Task directions: Write out each line of the material again, word for word.

Records supplied:
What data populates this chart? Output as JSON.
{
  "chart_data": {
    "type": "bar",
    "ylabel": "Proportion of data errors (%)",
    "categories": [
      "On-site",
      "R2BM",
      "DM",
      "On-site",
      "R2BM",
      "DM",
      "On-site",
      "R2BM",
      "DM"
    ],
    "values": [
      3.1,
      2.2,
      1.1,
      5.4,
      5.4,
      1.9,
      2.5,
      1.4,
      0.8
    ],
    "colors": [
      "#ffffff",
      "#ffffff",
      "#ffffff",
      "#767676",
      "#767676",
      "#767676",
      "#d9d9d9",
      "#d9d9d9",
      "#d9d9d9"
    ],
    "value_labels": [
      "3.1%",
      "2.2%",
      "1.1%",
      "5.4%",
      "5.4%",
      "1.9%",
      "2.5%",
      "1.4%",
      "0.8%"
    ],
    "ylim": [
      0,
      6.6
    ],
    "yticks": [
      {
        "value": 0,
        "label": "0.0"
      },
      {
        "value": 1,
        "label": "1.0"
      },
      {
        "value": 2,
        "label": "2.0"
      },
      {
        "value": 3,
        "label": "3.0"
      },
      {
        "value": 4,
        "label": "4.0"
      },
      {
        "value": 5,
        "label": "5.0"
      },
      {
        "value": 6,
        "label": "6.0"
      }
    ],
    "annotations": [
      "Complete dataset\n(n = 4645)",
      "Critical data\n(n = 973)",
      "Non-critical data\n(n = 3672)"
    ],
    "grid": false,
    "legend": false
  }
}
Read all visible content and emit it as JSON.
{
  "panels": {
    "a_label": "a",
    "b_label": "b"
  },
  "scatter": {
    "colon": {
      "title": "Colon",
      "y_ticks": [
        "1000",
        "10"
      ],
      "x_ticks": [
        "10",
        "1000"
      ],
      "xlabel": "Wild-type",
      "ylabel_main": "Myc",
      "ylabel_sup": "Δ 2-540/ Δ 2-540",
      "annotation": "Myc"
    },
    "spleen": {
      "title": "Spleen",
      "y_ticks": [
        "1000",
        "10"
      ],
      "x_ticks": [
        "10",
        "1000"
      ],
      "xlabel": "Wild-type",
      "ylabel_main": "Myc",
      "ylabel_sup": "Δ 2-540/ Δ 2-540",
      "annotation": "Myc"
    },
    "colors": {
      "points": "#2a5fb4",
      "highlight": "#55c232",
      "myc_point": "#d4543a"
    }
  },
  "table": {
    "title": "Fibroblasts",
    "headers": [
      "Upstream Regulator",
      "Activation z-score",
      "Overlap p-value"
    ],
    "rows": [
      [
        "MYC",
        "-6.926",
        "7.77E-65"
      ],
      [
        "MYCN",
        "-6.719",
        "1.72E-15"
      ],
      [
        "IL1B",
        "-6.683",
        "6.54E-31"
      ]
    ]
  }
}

Final answer:
What data populates this chart? Output as JSON.
{
  "chart_data": {
    "type": "bar",
    "ylabel": "Proportion of data errors (%)",
    "categories": [
      "On-site",
      "R2BM",
      "DM",
      "On-site",
      "R2BM",
      "DM",
      "On-site",
      "R2BM",
      "DM"
    ],
    "values": [
      3.1,
      2.2,
      1.1,
      5.4,
      5.4,
      1.9,
      2.5,
      1.4,
      0.8
    ],
    "colors": [
      "#ffffff",
      "#ffffff",
      "#ffffff",
      "#767676",
      "#767676",
      "#767676",
      "#d9d9d9",
      "#d9d9d9",
      "#d9d9d9"
    ],
    "value_labels": [
      "3.1%",
      "2.2%",
      "1.1%",
      "5.4%",
      "5.4%",
      "1.9%",
      "2.5%",
      "1.4%",
      "0.8%"
    ],
    "ylim": [
      0,
      6.6
    ],
    "yticks": [
      {
        "value": 0,
        "label": "0.0"
      },
      {
        "value": 1,
        "label": "1.0"
      },
      {
        "value": 2,
        "label": "2.0"
      },
      {
        "value": 3,
        "label": "3.0"
      },
      {
        "value": 4,
        "label": "4.0"
      },
      {
        "value": 5,
        "label": "5.0"
      },
      {
        "value": 6,
        "label": "6.0"
      }
    ],
    "annotations": [
      "Complete dataset\n(n = 4645)",
      "Critical data\n(n = 973)",
      "Non-critical data\n(n = 3672)"
    ],
    "grid": false,
    "legend": false
  }
}
Read all visible content and emit it as JSON.
{
  "panels": {
    "a_label": "a",
    "b_label": "b"
  },
  "scatter": {
    "colon": {
      "title": "Colon",
      "y_ticks": [
        "1000",
        "10"
      ],
      "x_ticks": [
        "10",
        "1000"
      ],
      "xlabel": "Wild-type",
      "ylabel_main": "Myc",
      "ylabel_sup": "Δ 2-540/ Δ 2-540",
      "annotation": "Myc"
    },
    "spleen": {
      "title": "Spleen",
      "y_ticks": [
        "1000",
        "10"
      ],
      "x_ticks": [
        "10",
        "1000"
      ],
      "xlabel": "Wild-type",
      "ylabel_main": "Myc",
      "ylabel_sup": "Δ 2-540/ Δ 2-540",
      "annotation": "Myc"
    },
    "colors": {
      "points": "#2a5fb4",
      "highlight": "#55c232",
      "myc_point": "#d4543a"
    }
  },
  "table": {
    "title": "Fibroblasts",
    "headers": [
      "Upstream Regulator",
      "Activation z-score",
      "Overlap p-value"
    ],
    "rows": [
      [
        "MYC",
        "-6.926",
        "7.77E-65"
      ],
      [
        "MYCN",
        "-6.719",
        "1.72E-15"
      ],
      [
        "IL1B",
        "-6.683",
        "6.54E-31"
      ]
    ]
  }
}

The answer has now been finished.